═════ Records for this exercise

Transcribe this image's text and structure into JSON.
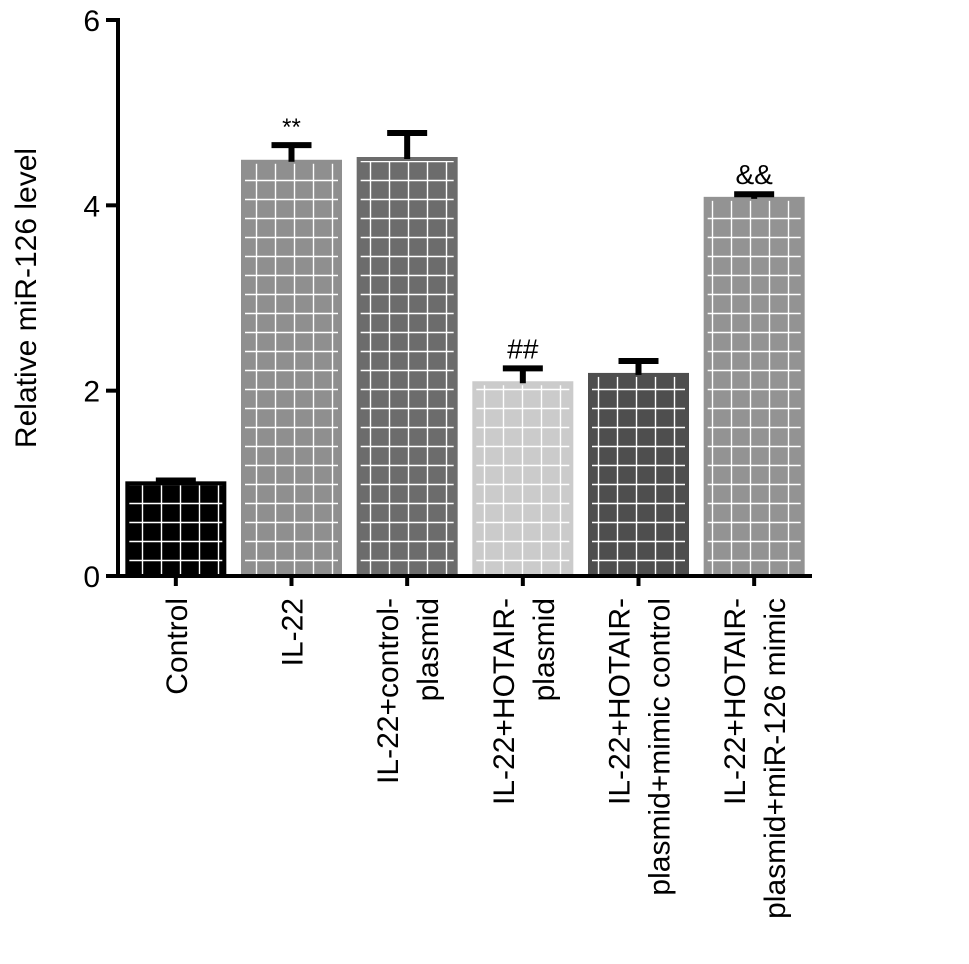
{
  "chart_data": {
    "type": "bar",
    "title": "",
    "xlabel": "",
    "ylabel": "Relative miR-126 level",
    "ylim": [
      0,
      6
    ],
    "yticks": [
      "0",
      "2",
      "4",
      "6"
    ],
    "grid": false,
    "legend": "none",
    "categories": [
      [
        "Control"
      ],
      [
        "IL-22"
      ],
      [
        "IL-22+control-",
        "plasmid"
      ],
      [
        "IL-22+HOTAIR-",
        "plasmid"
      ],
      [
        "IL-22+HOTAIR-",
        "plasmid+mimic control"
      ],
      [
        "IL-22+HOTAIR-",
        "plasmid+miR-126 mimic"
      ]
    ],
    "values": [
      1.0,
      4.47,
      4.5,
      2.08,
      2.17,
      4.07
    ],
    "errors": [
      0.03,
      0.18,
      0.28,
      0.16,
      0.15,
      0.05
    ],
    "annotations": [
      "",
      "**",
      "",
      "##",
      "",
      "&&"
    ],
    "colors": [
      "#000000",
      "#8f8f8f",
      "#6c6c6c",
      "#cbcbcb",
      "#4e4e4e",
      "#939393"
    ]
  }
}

══════════
═════ Records for this exercise

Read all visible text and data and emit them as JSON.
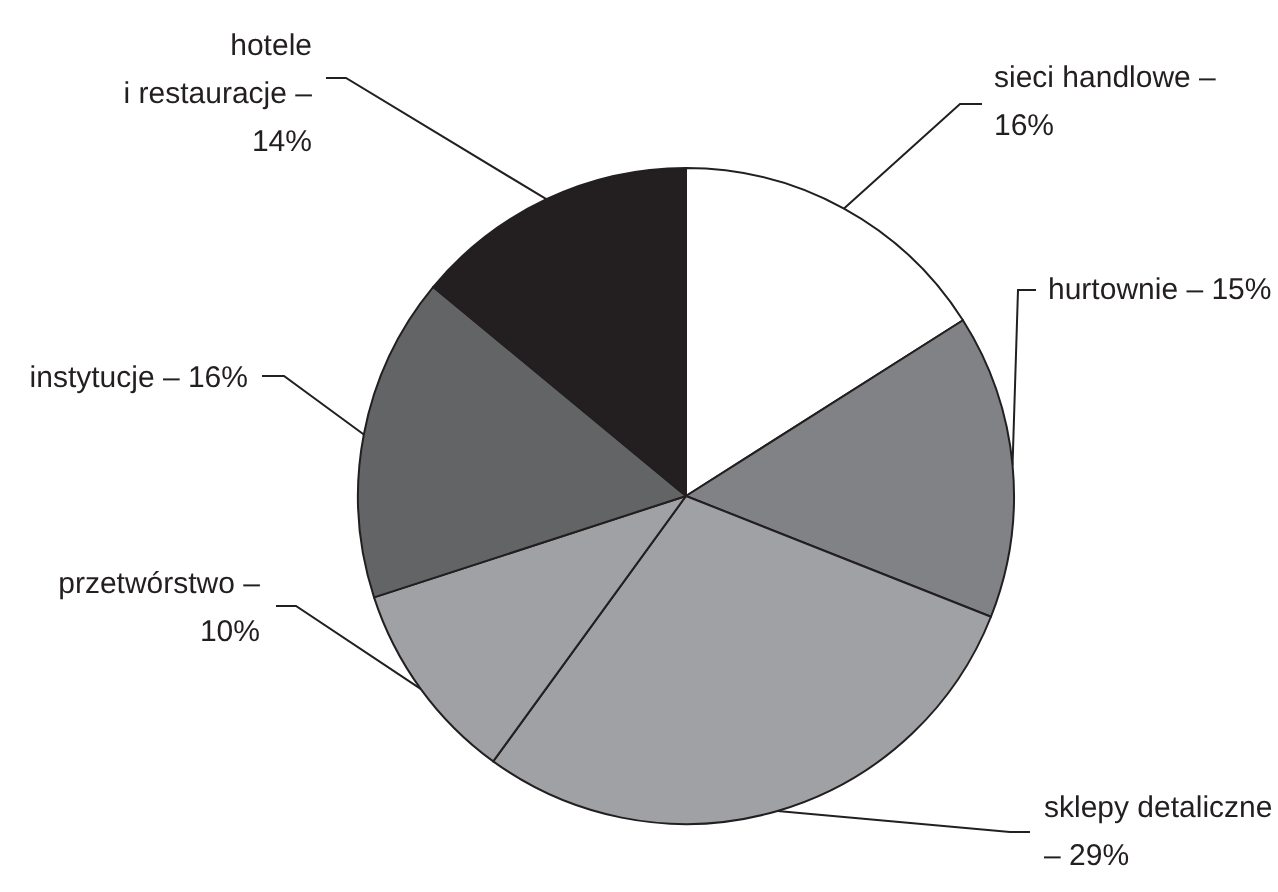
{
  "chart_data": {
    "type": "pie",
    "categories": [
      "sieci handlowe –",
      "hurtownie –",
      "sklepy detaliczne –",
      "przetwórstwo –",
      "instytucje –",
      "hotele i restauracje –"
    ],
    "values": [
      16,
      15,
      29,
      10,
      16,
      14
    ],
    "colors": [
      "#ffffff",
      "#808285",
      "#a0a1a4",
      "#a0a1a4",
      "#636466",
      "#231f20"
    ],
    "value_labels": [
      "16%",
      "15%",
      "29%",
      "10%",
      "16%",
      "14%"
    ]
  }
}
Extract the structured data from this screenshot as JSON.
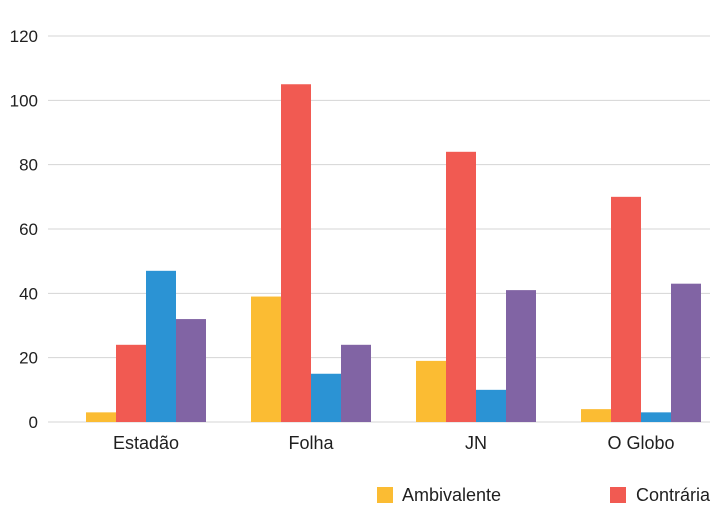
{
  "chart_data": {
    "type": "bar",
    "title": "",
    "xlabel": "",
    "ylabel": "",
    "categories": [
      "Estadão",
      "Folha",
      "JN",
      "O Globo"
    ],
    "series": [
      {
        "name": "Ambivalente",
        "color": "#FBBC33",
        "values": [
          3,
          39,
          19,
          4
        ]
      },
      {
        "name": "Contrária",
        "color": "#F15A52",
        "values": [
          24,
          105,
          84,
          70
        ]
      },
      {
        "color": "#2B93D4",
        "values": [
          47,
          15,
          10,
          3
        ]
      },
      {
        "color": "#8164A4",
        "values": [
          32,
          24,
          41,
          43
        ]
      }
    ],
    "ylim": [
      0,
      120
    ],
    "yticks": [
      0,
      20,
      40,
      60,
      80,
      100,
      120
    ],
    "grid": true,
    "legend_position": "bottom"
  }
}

══════════
═════ Records for this exercise

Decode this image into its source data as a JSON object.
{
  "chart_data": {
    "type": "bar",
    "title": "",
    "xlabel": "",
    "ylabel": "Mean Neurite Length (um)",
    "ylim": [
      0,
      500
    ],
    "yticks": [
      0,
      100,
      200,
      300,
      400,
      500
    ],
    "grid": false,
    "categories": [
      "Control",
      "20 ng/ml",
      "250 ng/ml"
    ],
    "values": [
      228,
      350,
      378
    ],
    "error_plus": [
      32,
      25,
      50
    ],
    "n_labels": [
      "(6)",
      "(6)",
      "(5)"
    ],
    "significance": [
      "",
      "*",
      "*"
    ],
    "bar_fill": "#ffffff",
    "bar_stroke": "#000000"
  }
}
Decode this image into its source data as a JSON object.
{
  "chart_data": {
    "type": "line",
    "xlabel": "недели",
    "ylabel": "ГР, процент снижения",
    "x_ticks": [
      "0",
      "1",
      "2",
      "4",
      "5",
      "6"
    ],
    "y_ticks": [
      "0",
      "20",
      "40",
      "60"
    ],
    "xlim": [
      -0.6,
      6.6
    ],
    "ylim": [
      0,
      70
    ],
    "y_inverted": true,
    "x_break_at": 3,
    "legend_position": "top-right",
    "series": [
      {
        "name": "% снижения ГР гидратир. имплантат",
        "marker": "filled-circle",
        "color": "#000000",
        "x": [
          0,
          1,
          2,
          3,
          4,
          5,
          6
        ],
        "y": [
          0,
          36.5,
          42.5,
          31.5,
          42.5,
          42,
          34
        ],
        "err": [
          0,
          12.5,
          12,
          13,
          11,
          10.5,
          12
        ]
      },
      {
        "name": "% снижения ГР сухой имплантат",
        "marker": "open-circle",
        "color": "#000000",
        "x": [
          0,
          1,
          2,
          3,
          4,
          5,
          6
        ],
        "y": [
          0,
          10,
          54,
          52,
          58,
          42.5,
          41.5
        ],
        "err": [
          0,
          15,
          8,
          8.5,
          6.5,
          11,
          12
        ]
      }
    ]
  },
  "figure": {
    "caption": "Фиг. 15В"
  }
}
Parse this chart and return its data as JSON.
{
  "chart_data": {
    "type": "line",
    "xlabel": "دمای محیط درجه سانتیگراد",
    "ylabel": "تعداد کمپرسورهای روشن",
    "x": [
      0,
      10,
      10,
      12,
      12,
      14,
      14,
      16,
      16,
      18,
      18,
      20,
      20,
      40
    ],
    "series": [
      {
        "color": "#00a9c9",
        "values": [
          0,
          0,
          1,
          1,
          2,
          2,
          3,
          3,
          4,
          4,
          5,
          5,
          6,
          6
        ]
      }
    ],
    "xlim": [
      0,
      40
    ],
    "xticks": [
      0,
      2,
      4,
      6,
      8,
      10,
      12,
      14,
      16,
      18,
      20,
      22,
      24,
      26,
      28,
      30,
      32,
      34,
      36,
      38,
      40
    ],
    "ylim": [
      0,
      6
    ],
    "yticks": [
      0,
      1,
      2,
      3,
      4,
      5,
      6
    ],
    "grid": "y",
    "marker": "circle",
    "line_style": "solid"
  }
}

══════════

Directive:
Extract every line above containing the word "mimic".

Solution to this task:
        "plasmid+mimic control"
        "plasmid+miR-126 mimic"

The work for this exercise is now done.